Records
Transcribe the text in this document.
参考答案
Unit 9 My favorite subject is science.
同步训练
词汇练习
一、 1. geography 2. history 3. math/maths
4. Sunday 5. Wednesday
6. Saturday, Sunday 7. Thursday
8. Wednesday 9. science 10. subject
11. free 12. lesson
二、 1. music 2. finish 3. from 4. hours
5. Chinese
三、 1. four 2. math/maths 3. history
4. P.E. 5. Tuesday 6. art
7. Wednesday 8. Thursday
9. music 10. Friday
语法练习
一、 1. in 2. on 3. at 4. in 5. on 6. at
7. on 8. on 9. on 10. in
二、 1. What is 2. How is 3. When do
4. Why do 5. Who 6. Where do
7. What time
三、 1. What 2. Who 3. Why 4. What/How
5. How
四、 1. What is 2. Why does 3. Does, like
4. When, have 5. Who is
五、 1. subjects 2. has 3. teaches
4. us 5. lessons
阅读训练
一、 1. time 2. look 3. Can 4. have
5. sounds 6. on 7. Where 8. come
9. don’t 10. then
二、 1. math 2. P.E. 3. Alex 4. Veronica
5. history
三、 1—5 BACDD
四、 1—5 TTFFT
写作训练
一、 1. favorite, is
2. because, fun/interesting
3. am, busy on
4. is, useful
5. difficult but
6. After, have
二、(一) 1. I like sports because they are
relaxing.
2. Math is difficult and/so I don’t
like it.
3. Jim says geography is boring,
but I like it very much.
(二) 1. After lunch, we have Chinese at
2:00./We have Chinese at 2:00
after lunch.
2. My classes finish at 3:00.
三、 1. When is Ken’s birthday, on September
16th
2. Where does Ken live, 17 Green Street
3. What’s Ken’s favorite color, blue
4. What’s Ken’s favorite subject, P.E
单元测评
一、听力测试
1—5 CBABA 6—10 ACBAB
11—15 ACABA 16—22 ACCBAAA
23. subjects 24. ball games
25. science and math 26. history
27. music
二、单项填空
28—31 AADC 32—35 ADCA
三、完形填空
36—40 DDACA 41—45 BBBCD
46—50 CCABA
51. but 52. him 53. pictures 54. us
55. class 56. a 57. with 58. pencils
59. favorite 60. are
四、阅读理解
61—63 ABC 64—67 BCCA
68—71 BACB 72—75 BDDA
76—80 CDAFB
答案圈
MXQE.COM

■ **Task details**: Transcribe each entry precisely, missing none.

■ **Answer to this problem**:
Transcribe the text in this document.
参考答案
Unit 9 My favorite subject is science.
同步训练
词汇练习
一、 1. geography 2. history 3. math/maths
4. Sunday 5. Wednesday
6. Saturday, Sunday 7. Thursday
8. Wednesday 9. science 10. subject
11. free 12. lesson
二、 1. music 2. finish 3. from 4. hours
5. Chinese
三、 1. four 2. math/maths 3. history
4. P.E. 5. Tuesday 6. art
7. Wednesday 8. Thursday
9. music 10. Friday
语法练习
一、 1. in 2. on 3. at 4. in 5. on 6. at
7. on 8. on 9. on 10. in
二、 1. What is 2. How is 3. When do
4. Why do 5. Who 6. Where do
7. What time
三、 1. What 2. Who 3. Why 4. What/How
5. How
四、 1. What is 2. Why does 3. Does, like
4. When, have 5. Who is
五、 1. subjects 2. has 3. teaches
4. us 5. lessons
阅读训练
一、 1. time 2. look 3. Can 4. have
5. sounds 6. on 7. Where 8. come
9. don’t 10. then
二、 1. math 2. P.E. 3. Alex 4. Veronica
5. history
三、 1—5 BACDD
四、 1—5 TTFFT
写作训练
一、 1. favorite, is
2. because, fun/interesting
3. am, busy on
4. is, useful
5. difficult but
6. After, have
二、(一) 1. I like sports because they are
relaxing.
2. Math is difficult and/so I don’t
like it.
3. Jim says geography is boring,
but I like it very much.
(二) 1. After lunch, we have Chinese at
2:00./We have Chinese at 2:00
after lunch.
2. My classes finish at 3:00.
三、 1. When is Ken’s birthday, on September
16th
2. Where does Ken live, 17 Green Street
3. What’s Ken’s favorite color, blue
4. What’s Ken’s favorite subject, P.E
单元测评
一、听力测试
1—5 CBABA 6—10 ACBAB
11—15 ACABA 16—22 ACCBAAA
23. subjects 24. ball games
25. science and math 26. history
27. music
二、单项填空
28—31 AADC 32—35 ADCA
三、完形填空
36—40 DDACA 41—45 BBBCD
46—50 CCABA
51. but 52. him 53. pictures 54. us
55. class 56. a 57. with 58. pencils
59. favorite 60. are
四、阅读理解
61—63 ABC 64—67 BCCA
68—71 BACB 72—75 BDDA
76—80 CDAFB
答案圈
MXQE.COM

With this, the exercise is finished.